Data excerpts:
%%
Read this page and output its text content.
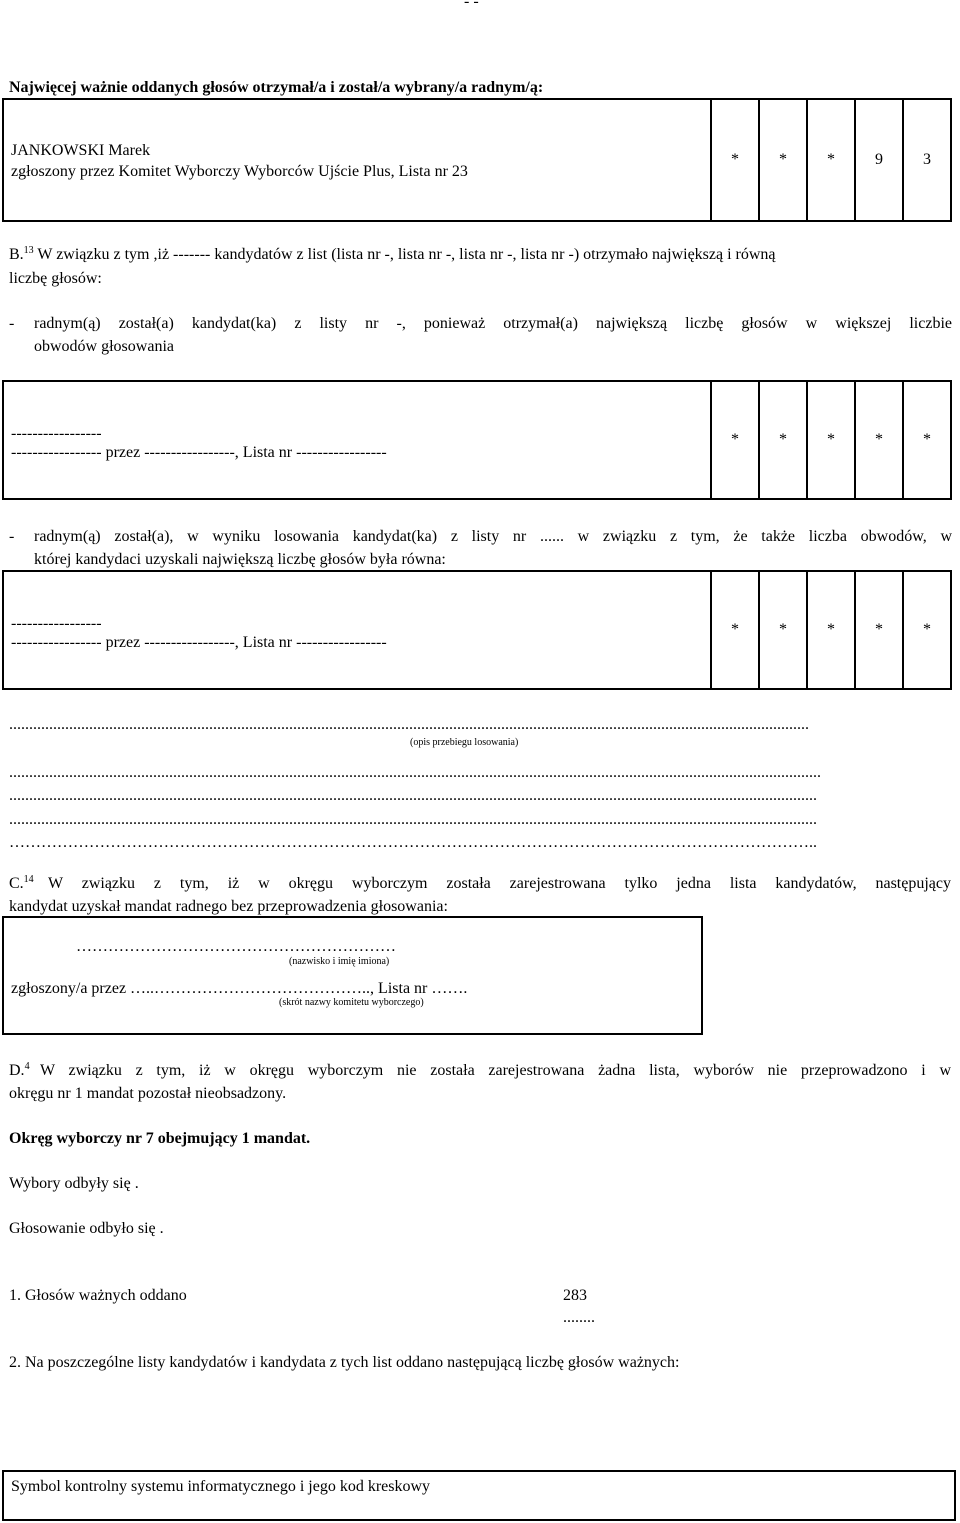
- -
Najwięcej ważnie oddanych głosów otrzymał/a i został/a wybrany/a radnym/ą:
JANKOWSKI Marek
zgłoszony przez Komitet Wyborczy Wyborców Ujście Plus, Lista nr 23
*	*	*	9	3
B.$^{13}$ W związku z tym ,iż ------- kandydatów z list (lista nr -, lista nr -, lista nr -, lista nr -) otrzymało największą i równą
liczbę głosów:
- radnym(ą) został(a) kandydat(ka) z listy nr -, ponieważ otrzymał(a) największą liczbę głosów w większej liczbie
obwodów głosowania
-----------------
----------------- przez -----------------, Lista nr -----------------
*	*	*	*	*
- radnym(ą) został(a), w wyniku losowania kandydat(ka) z listy nr ...... w związku z tym, że także liczba obwodów, w
której kandydaci uzyskali największą liczbę głosów była równa:
-----------------
----------------- przez -----------------, Lista nr -----------------
*	*	*	*	*
........................................................................................................................................................................................................
(opis przebiegu losowania)
...........................................................................................................................................................................................................
..........................................................................................................................................................................................................
..........................................................................................................................................................................................................
……………………………………………………………………………………………………………………………………..
C.$^{14}$ W związku z tym, iż w okręgu wyborczym została zarejestrowana tylko jedna lista kandydatów, następujący
kandydat uzyskał mandat radnego bez przeprowadzenia głosowania:
……………………………………………………
(nazwisko i imię imiona)
zgłoszony/a przez …..………………………………….., Lista nr …….
(skrót nazwy komitetu wyborczego)
D.$^4$ W związku z tym, iż w okręgu wyborczym nie została zarejestrowana żadna lista, wyborów nie przeprowadzono i w
okręgu nr 1 mandat pozostał nieobsadzony.
Okręg wyborczy nr 7 obejmujący 1 mandat.
Wybory odbyły się .
Głosowanie odbyło się .
1. Głosów ważnych oddano	283
........
2. Na poszczególne listy kandydatów i kandydata z tych list oddano następującą liczbę głosów ważnych:
Symbol kontrolny systemu informatycznego i jego kod kreskowy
%%
EXERCISE OBJECTIVE - Transcribe all entries above exactly. Drop the pictures.

EXPECTED OUTPUT -
Read this page and output its text content.
- -
Najwięcej ważnie oddanych głosów otrzymał/a i został/a wybrany/a radnym/ą:
JANKOWSKI Marek
zgłoszony przez Komitet Wyborczy Wyborców Ujście Plus, Lista nr 23
*	*	*	9	3
B.$^{13}$ W związku z tym ,iż ------- kandydatów z list (lista nr -, lista nr -, lista nr -, lista nr -) otrzymało największą i równą
liczbę głosów:
- radnym(ą) został(a) kandydat(ka) z listy nr -, ponieważ otrzymał(a) największą liczbę głosów w większej liczbie
obwodów głosowania
-----------------
----------------- przez -----------------, Lista nr -----------------
*	*	*	*	*
- radnym(ą) został(a), w wyniku losowania kandydat(ka) z listy nr ...... w związku z tym, że także liczba obwodów, w
której kandydaci uzyskali największą liczbę głosów była równa:
-----------------
----------------- przez -----------------, Lista nr -----------------
*	*	*	*	*
........................................................................................................................................................................................................
(opis przebiegu losowania)
...........................................................................................................................................................................................................
..........................................................................................................................................................................................................
..........................................................................................................................................................................................................
……………………………………………………………………………………………………………………………………..
C.$^{14}$ W związku z tym, iż w okręgu wyborczym została zarejestrowana tylko jedna lista kandydatów, następujący
kandydat uzyskał mandat radnego bez przeprowadzenia głosowania:
……………………………………………………
(nazwisko i imię imiona)
zgłoszony/a przez …..………………………………….., Lista nr …….
(skrót nazwy komitetu wyborczego)
D.$^4$ W związku z tym, iż w okręgu wyborczym nie została zarejestrowana żadna lista, wyborów nie przeprowadzono i w
okręgu nr 1 mandat pozostał nieobsadzony.
Okręg wyborczy nr 7 obejmujący 1 mandat.
Wybory odbyły się .
Głosowanie odbyło się .
1. Głosów ważnych oddano	283
........
2. Na poszczególne listy kandydatów i kandydata z tych list oddano następującą liczbę głosów ważnych:
Symbol kontrolny systemu informatycznego i jego kod kreskowy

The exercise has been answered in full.